** begin Document segment **
I read the sentence you quoted, as meaning "the abbreviations extracted
from the std and dst fields shall not include...".   It does say that
std and dst must be at least 3 bytes, but that is earlier, before it
starts on the format of those fields (which is irrelevant if they aren't
at least 3 bytes long).   That (at least 3 byte) std field might start
with a '<' and end with a '>' in which case the tzname (abbreviation,
whatever) is what is between (assuming correct syntax).

Note the length limit is (or will be) bytes, not characters - not in the
version that is coming, where an effort has been made to me more careful
about the difference between a byte and a character, and use the intended
word in each case, not just assume they are the same thing, which much of
old POSIX used to do, and use the words interchangeably, preferring
"character" when text was being discussed, and "byte" when the contents
were arbitrary - so malloc(n) allocated space for n bytes, strlen(p)
returned the number of characters in p.   No more.

In my reading, of this, the "std" string in the format is '<' 'Z' '>' which
is 3 bytes (all ASCII in this case).

Beyond that, even if I'm wrong, POSIX has (for ages) permitted
implementation defined TZ specifications, beginning with ':' - those
specify no rules on the length, or character set, or existence, of
tzname abbreviations the way that the POSIX TZ string does.
Implementations are free to support anything they like, and users are
free to set TZ to any such string supported by the implementation.
Application code needs to learn to deal with that - pandering to broken
assumptions by insisting on pseudo-rules just because there's some
(unjustified) belief that this is the way it is supposed to be, doesn't
really help anyone.

  | This is not just a standard-lawyer quibble. Real-world software breaks 
  | if you set TZ='<Z>0'.

I consider glibc broken in that case.   On NetBSD, which is using
(in this area, probably much less modified than glibc uses), tzcode I get:

jacaranda$ TZ='<Z>0' date
Fri Mar  3 20:45:25 Z 2023

That's as it should be.   What did glibc (or perhaps Ubuntu) do to things
to break that?   And why?

What does a pure (as distributed) tzcode version do in this case?

  | since POSIX doesn't say what to do with nonconforming strings like '<Z>0'.

Only if that is indeed non-conforming.   I can see another POSIX bug report
coming up, this area clearly needs more clarification.

Note that even should it be decided that this is indeed non-conforming,
an implementation can certainly support
	TZ=':<Z>0'
or even just
	TZ=:Z0
and set the abbreviation to Z and the offset to 0, and POSIX has no
rule against that at all.   Application code needs to learn to deal
with it.   "I've never seen that happen, so it must not be possible"
is a common, but bogus, argument.

Implementations are not required to support that, so applications cannot
depend upon using it - but implementations are allowed to support it,
and users of that implementation are allowed to use it, applications
running on that implementation must be able to deal with the consequences.

  | I suppose you're right about that, if it's merely an issue of conforming 
  | to POSIX, That is, in theory TZ='Europe/Paris' can use whatever time 
  | zone abbreviation we like (including the empty string, or a string 
  | containing newlines :-).
** end Document segment **
** begin Records provided **
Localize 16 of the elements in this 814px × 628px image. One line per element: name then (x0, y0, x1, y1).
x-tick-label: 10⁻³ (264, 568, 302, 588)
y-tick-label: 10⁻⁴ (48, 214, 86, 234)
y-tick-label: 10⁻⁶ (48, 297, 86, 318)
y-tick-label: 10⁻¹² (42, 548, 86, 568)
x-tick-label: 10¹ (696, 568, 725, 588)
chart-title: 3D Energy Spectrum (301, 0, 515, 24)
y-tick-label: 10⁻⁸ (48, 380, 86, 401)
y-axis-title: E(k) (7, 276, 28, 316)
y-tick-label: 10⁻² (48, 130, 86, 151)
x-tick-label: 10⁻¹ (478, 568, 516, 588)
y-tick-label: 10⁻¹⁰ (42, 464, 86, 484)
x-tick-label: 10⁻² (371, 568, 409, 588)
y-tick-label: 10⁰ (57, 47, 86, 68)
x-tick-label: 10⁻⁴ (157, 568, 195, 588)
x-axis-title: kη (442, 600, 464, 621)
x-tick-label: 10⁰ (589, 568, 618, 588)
** end Records provided **
- Exercises
1. Set down the passage of the TZ string discussion from "Implementations are not" up to and including "with the consequences.", copying it word for word.
2. Extract all lines of the records above without altering any of them.

- Answers to the tasks
1.
Implementations are not required to support that, so applications cannot
depend upon using it - but implementations are allowed to support it,
and users of that implementation are allowed to use it, applications
running on that implementation must be able to deal with the consequences.

2.
Localize 16 of the elements in this 814px × 628px image. One line per element: name then (x0, y0, x1, y1).
x-tick-label: 10⁻³ (264, 568, 302, 588)
y-tick-label: 10⁻⁴ (48, 214, 86, 234)
y-tick-label: 10⁻⁶ (48, 297, 86, 318)
y-tick-label: 10⁻¹² (42, 548, 86, 568)
x-tick-label: 10¹ (696, 568, 725, 588)
chart-title: 3D Energy Spectrum (301, 0, 515, 24)
y-tick-label: 10⁻⁸ (48, 380, 86, 401)
y-axis-title: E(k) (7, 276, 28, 316)
y-tick-label: 10⁻² (48, 130, 86, 151)
x-tick-label: 10⁻¹ (478, 568, 516, 588)
y-tick-label: 10⁻¹⁰ (42, 464, 86, 484)
x-tick-label: 10⁻² (371, 568, 409, 588)
y-tick-label: 10⁰ (57, 47, 86, 68)
x-tick-label: 10⁻⁴ (157, 568, 195, 588)
x-axis-title: kη (442, 600, 464, 621)
x-tick-label: 10⁰ (589, 568, 618, 588)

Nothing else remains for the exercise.